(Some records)
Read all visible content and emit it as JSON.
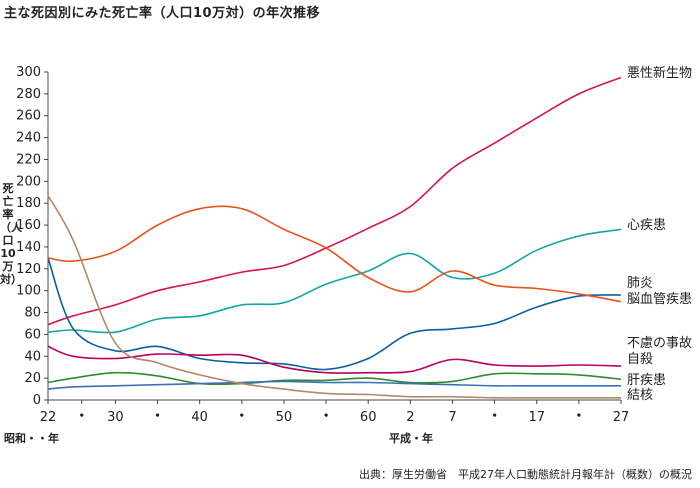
{
  "title": "主な死因別にみた死亡率（人口10万対）の年次推移",
  "ylabel": "死亡率（人口10万対）",
  "source": "出典：厚生労働省　平成27年人口動態統計月報年計（概数）の概況",
  "chart_data": {
    "type": "line",
    "x": [
      1947,
      1950,
      1955,
      1960,
      1965,
      1970,
      1975,
      1980,
      1985,
      1990,
      1995,
      2000,
      2005,
      2010,
      2015
    ],
    "xticks": [
      {
        "year": 1947,
        "label": "22"
      },
      {
        "year": 1951,
        "label": "・"
      },
      {
        "year": 1955,
        "label": "30"
      },
      {
        "year": 1960,
        "label": "・"
      },
      {
        "year": 1965,
        "label": "40"
      },
      {
        "year": 1970,
        "label": "・"
      },
      {
        "year": 1975,
        "label": "50"
      },
      {
        "year": 1980,
        "label": "・"
      },
      {
        "year": 1985,
        "label": "60"
      },
      {
        "year": 1990,
        "label": "2"
      },
      {
        "year": 1995,
        "label": "7"
      },
      {
        "year": 2000,
        "label": "・"
      },
      {
        "year": 2005,
        "label": "17"
      },
      {
        "year": 2010,
        "label": "・"
      },
      {
        "year": 2015,
        "label": "27"
      }
    ],
    "era_labels": {
      "showa": "昭和・・年",
      "heisei": "平成・年"
    },
    "ylim": [
      0,
      300
    ],
    "yticks": [
      0,
      20,
      40,
      60,
      80,
      100,
      120,
      140,
      160,
      180,
      200,
      220,
      240,
      260,
      280,
      300
    ],
    "grid": false,
    "series": [
      {
        "name": "悪性新生物",
        "color": "#d4145a",
        "values": [
          69,
          77,
          87,
          100,
          108,
          117,
          123,
          139,
          157,
          177,
          212,
          235,
          258,
          280,
          295
        ]
      },
      {
        "name": "心疾患",
        "color": "#12a6a4",
        "values": [
          62,
          64,
          62,
          74,
          77,
          87,
          89,
          106,
          118,
          134,
          112,
          116,
          137,
          150,
          156
        ]
      },
      {
        "name": "肺炎",
        "color": "#0b5fa5",
        "values": [
          130,
          65,
          45,
          49,
          38,
          34,
          33,
          28,
          38,
          61,
          65,
          70,
          85,
          95,
          96
        ]
      },
      {
        "name": "脳血管疾患",
        "color": "#e8531e",
        "values": [
          130,
          127,
          136,
          160,
          175,
          175,
          156,
          139,
          112,
          99,
          118,
          105,
          102,
          97,
          90
        ]
      },
      {
        "name": "不慮の事故",
        "color": "#b8005c",
        "values": [
          49,
          40,
          38,
          42,
          41,
          41,
          30,
          25,
          25,
          26,
          37,
          32,
          31,
          32,
          31
        ]
      },
      {
        "name": "自殺",
        "color": "#2e8b2e",
        "values": [
          16,
          20,
          25,
          22,
          15,
          15,
          18,
          18,
          20,
          16,
          17,
          24,
          24,
          23,
          19
        ]
      },
      {
        "name": "肝疾患",
        "color": "#3d6fb6",
        "values": [
          10,
          12,
          13,
          14,
          15,
          16,
          17,
          16,
          16,
          15,
          14,
          13,
          13,
          13,
          13
        ]
      },
      {
        "name": "結核",
        "color": "#b08968",
        "values": [
          187,
          146,
          52,
          34,
          23,
          15,
          10,
          6,
          5,
          3,
          3,
          2,
          2,
          2,
          2
        ]
      }
    ]
  }
}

-- Brief --
Look over the listing. Pull out every line with the string "color" in it.

-- Answer for the task --
        "color": "#d4145a",
        "color": "#12a6a4",
        "color": "#0b5fa5",
        "color": "#e8531e",
        "color": "#b8005c",
        "color": "#2e8b2e",
        "color": "#3d6fb6",
        "color": "#b08968",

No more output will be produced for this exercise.